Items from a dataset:
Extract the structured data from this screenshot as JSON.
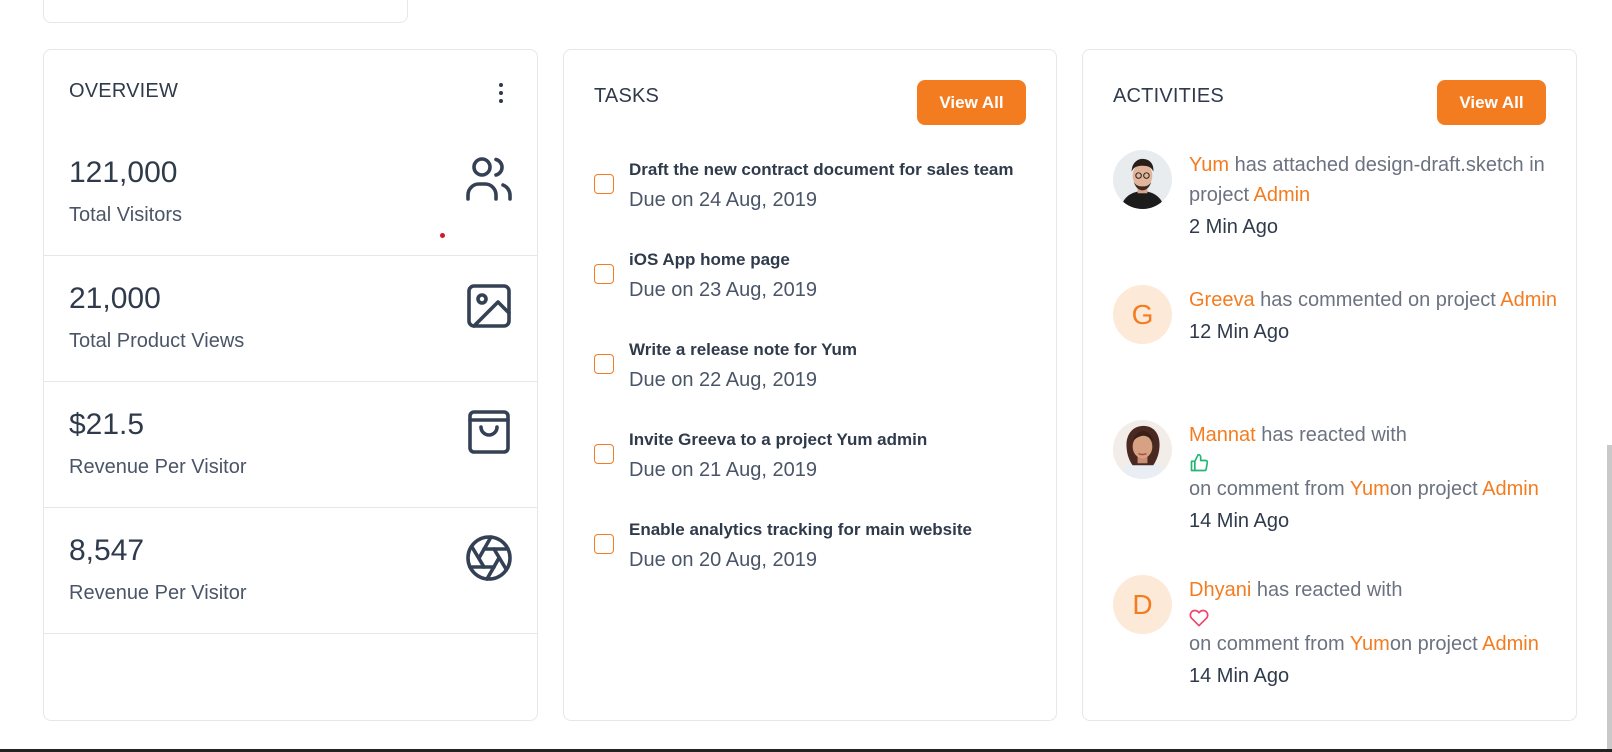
{
  "overview": {
    "title": "OVERVIEW",
    "stats": [
      {
        "value": "121,000",
        "label": "Total Visitors",
        "icon": "users-icon"
      },
      {
        "value": "21,000",
        "label": "Total Product Views",
        "icon": "image-icon"
      },
      {
        "value": "$21.5",
        "label": "Revenue Per Visitor",
        "icon": "shopping-bag-icon"
      },
      {
        "value": "8,547",
        "label": "Revenue Per Visitor",
        "icon": "aperture-icon"
      }
    ]
  },
  "tasks": {
    "title": "TASKS",
    "view_all": "View All",
    "items": [
      {
        "title": "Draft the new contract document for sales team",
        "due": "Due on 24 Aug, 2019"
      },
      {
        "title": "iOS App home page",
        "due": "Due on 23 Aug, 2019"
      },
      {
        "title": "Write a release note for Yum",
        "due": "Due on 22 Aug, 2019"
      },
      {
        "title": "Invite Greeva to a project Yum admin",
        "due": "Due on 21 Aug, 2019"
      },
      {
        "title": "Enable analytics tracking for main website",
        "due": "Due on 20 Aug, 2019"
      }
    ]
  },
  "activities": {
    "title": "ACTIVITIES",
    "view_all": "View All",
    "items": [
      {
        "user": "Yum",
        "text": " has attached design-draft.sketch in project ",
        "target": "Admin",
        "time": "2 Min Ago"
      },
      {
        "user": "Greeva",
        "avatar_letter": "G",
        "text": " has commented on project ",
        "target": "Admin",
        "time": "12 Min Ago"
      },
      {
        "user": "Mannat",
        "text": " has reacted with",
        "reaction": "thumbs-up-icon",
        "on_text": "on comment from ",
        "comment_user": "Yum",
        "on_project": "on project ",
        "target": "Admin",
        "time": "14 Min Ago"
      },
      {
        "user": "Dhyani",
        "avatar_letter": "D",
        "text": " has reacted with",
        "reaction": "heart-icon",
        "on_text": "on comment from ",
        "comment_user": "Yum",
        "on_project": "on project ",
        "target": "Admin",
        "time": "14 Min Ago"
      }
    ]
  },
  "colors": {
    "accent": "#f47c20",
    "text_dark": "#2f3a4b",
    "text_muted": "#6b7280",
    "border": "#e4e7ec",
    "thumbs_up": "#22b573",
    "heart": "#f0446a"
  }
}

**Task brief**
Tally the lines of the records holding the word "label", then state only the tally.

**The reply**
4